PAGE TEXT

--------------------------------

When you begin to think carefully about all these things, doesn’t it make you feel small and insignificant upon this planet of ours? Are we truly the only intelligent life-form anywhere in the universe that God has made? Is Earth the only inhabited planet? Scientists seem determined to prove otherwise. We have no clear evidence with which to answer this question, but the Bible makes it clear that this world and mankind do have a unique place in the purposes of God.
Genesis does not tell us how God created everything, but we do read that “God said”, and it happened. Scientific experts try to unravel the mystery of when things began and they have proposed many theories, but we must keep in mind that science can only deal with hard facts. Scientists can only observe processes at work in the universe and draw their conclusions which may or may not be accurate and which are always subject to change.
Who was there when God created everything? No scientist saw how it was done. In the Bible we read of God putting such a question to the man Job. He did this to make Job realise his own insignificance before his Maker. In chapter 38 and verse 4 of the Old Testament book that bears his name we read:
“Where were you when I laid the foundations of the earth? Declare, if you have understanding.”
The whole of that chapter is full of searching questions to which only God Himself has the answer.
As Christians we accept by faith that God brought all things out of nothing. We read in Hebrews chapter 11 verse 3: “By faith we understand that the universe was formed at God’s command, so that what is seen was not made out of what was visible.”
There are so many breathtaking, complex processes at work in nature, such fine attention to detail and intricacy of design, that they cry out for a wonderful, intelligent and wise Creator to be responsible for it all.
The important question that we should be asking is not how did God create or when did He create, interesting though the answers might be, but rather we should be asking why? What is the reason behind all this marvellous creation? How can we begin to know the mind of Him who is above everything?
In Isaiah chapter 55 verse 8 God says: “My thoughts are not your thoughts neither are your ways my ways.”
We can only discover some tiny insight from what the Bible reveals to us. In The Revelation chapter 4 verse 11 we have this hymn of praise to God: “You are worthy, O Lord, to receive glory and honour and power because you created all things and by your will they existed and were created.”
In other words, it was pleasing to God to do it. It was his will and purpose that everything in the universes should come into existence. From all this I trust that you will see that we know nothing of God’s creative will and purpose apart from what He has been pleased to reveal to us in his Word, the Bible.

--------------------------------

SUPPLIED ENTRIES
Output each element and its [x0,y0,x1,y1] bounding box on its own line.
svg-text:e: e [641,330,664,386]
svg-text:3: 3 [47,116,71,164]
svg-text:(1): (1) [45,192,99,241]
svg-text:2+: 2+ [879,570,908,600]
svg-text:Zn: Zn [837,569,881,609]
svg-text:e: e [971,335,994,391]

--------------------------------

Using the creation passage, decide whether each statement agrees with it: (a) Genesis explains how God created everything; (b) the question about laying the foundations of the earth comes from chapter 38 of the book of Job; (c) the most important question to ask is when God created. Answer yes or no for each, and quote the words from the passage that decide it. The entries are not needed here.

RESPONSE TO THIS TASK
(a) No: "Genesis does not tell us how God created everything"
(b) Yes: "In chapter 38 and verse 4 of the Old Testament book that bears his name we read"
(c) No: "The important question that we should be asking is not how did God create or when did He create"